**RECORD EXCERPTS**
****

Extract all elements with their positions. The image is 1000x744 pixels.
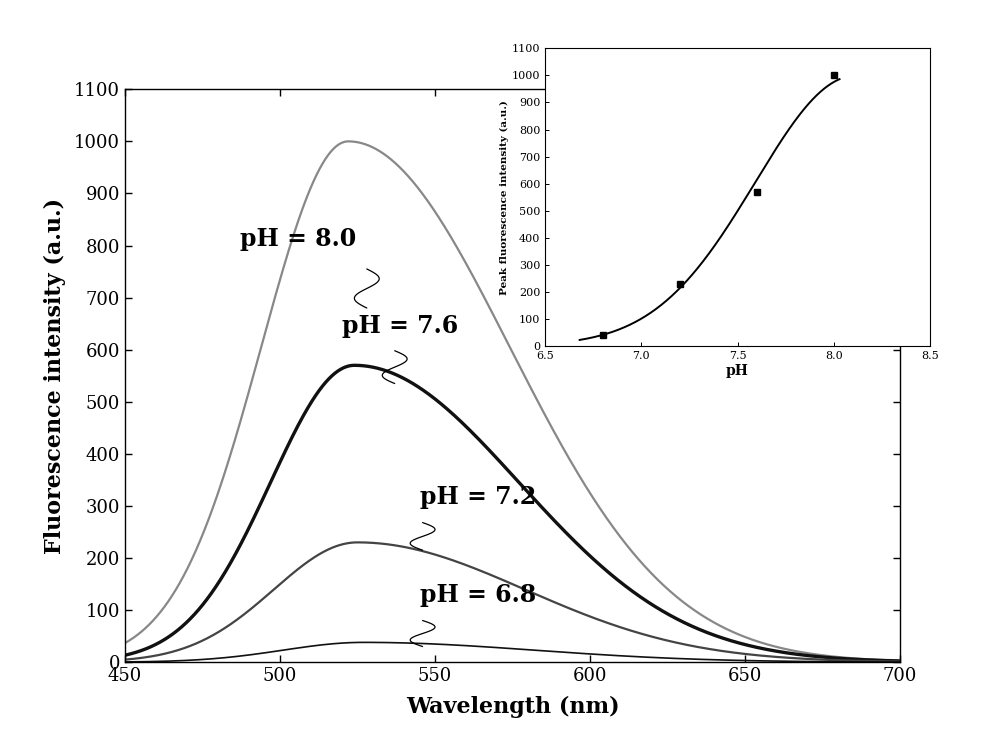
Y-axis label: Fluorescence intensity (a.u.): Fluorescence intensity (a.u.) (44, 198, 66, 554)
Text: pH = 7.2: pH = 7.2 (420, 484, 536, 509)
Text: pH = 8.0: pH = 8.0 (240, 227, 356, 251)
Y-axis label: Peak fluorescence intensity (a.u.): Peak fluorescence intensity (a.u.) (500, 100, 509, 295)
X-axis label: Wavelength (nm): Wavelength (nm) (406, 696, 619, 718)
X-axis label: pH: pH (726, 364, 749, 378)
Text: pH = 7.6: pH = 7.6 (342, 314, 458, 339)
Text: pH = 6.8: pH = 6.8 (420, 583, 536, 607)
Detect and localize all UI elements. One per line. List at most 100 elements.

****

Repeat every line above word for word and in the same order, but leave the picture out.

**ANSWER TO THIS PROBLEM**
Extract all elements with their positions. The image is 1000x744 pixels.
Y-axis label: Fluorescence intensity (a.u.): Fluorescence intensity (a.u.) (44, 198, 66, 554)
Text: pH = 7.2: pH = 7.2 (420, 484, 536, 509)
Text: pH = 8.0: pH = 8.0 (240, 227, 356, 251)
Y-axis label: Peak fluorescence intensity (a.u.): Peak fluorescence intensity (a.u.) (500, 100, 509, 295)
X-axis label: Wavelength (nm): Wavelength (nm) (406, 696, 619, 718)
X-axis label: pH: pH (726, 364, 749, 378)
Text: pH = 7.6: pH = 7.6 (342, 314, 458, 339)
Text: pH = 6.8: pH = 6.8 (420, 583, 536, 607)
Detect and localize all UI elements. One per line. List at most 100 elements.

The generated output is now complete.